◆ Raw records:
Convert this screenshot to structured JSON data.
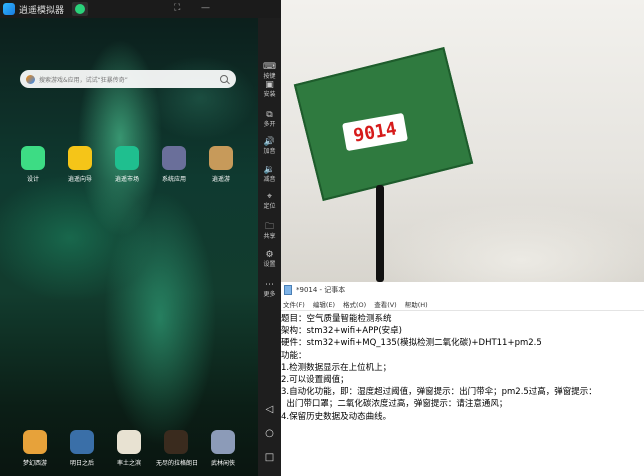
{
  "emulator": {
    "title": "逍遥模拟器",
    "search": {
      "placeholder": "搜索游戏&应用，试试“狂暴传奇”"
    },
    "apps_row1": [
      {
        "label": "设计",
        "icon": "android-icon",
        "color": "#3ddc84"
      },
      {
        "label": "逍遥向导",
        "icon": "lightbulb-icon",
        "color": "#f5c518"
      },
      {
        "label": "逍遥市场",
        "icon": "store-icon",
        "color": "#1fbf8f"
      },
      {
        "label": "系统应用",
        "icon": "system-apps-icon",
        "color": "#6a6f9a"
      },
      {
        "label": "逍遥游",
        "icon": "game-icon",
        "color": "#c79a5a"
      }
    ],
    "apps_dock": [
      {
        "label": "梦幻西游",
        "icon": "game-icon",
        "color": "#e7a23a"
      },
      {
        "label": "明日之后",
        "icon": "game-icon",
        "color": "#3a6fa8"
      },
      {
        "label": "率土之滨",
        "icon": "game-icon",
        "color": "#e8e2d2"
      },
      {
        "label": "无尽的拉格朗日",
        "icon": "game-icon",
        "color": "#3a2b1e"
      },
      {
        "label": "武林闲侠",
        "icon": "game-icon",
        "color": "#8c9bb8"
      }
    ],
    "sidebar": [
      {
        "label": "按键",
        "glyph": "⌨"
      },
      {
        "label": "安装",
        "glyph": "▣"
      },
      {
        "label": "多开",
        "glyph": "⧉"
      },
      {
        "label": "加音",
        "glyph": "🔊"
      },
      {
        "label": "减音",
        "glyph": "🔉"
      },
      {
        "label": "定位",
        "glyph": "⌖"
      },
      {
        "label": "共享",
        "glyph": "🗀"
      },
      {
        "label": "设置",
        "glyph": "⚙"
      },
      {
        "label": "更多",
        "glyph": "⋯"
      }
    ],
    "nav": {
      "back": "◁",
      "home": "○",
      "recent": "□"
    }
  },
  "photo": {
    "sticker_text": "9014"
  },
  "notepad": {
    "title": "*9014 - 记事本",
    "menu": [
      "文件(F)",
      "编辑(E)",
      "格式(O)",
      "查看(V)",
      "帮助(H)"
    ],
    "lines": [
      "题目：空气质量智能检测系统",
      "架构：stm32+wifi+APP(安卓)",
      "硬件：stm32+wifi+MQ_135(模拟检测二氧化碳)+DHT11+pm2.5",
      "功能：",
      "1.检测数据显示在上位机上；",
      "2.可以设置阈值；",
      "3.自动化功能，即：湿度超过阈值，弹窗提示：出门带伞；pm2.5过高，弹窗提示：",
      "  出门带口罩；二氧化碳浓度过高，弹窗提示：请注意通风；",
      "4.保留历史数据及动态曲线。"
    ]
  }
}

◆ The request:
From the listing above, copy every line that holds the string "弹窗提示".

◆ Full answer:
      "3.自动化功能，即：湿度超过阈值，弹窗提示：出门带伞；pm2.5过高，弹窗提示：",
      "  出门带口罩；二氧化碳浓度过高，弹窗提示：请注意通风；",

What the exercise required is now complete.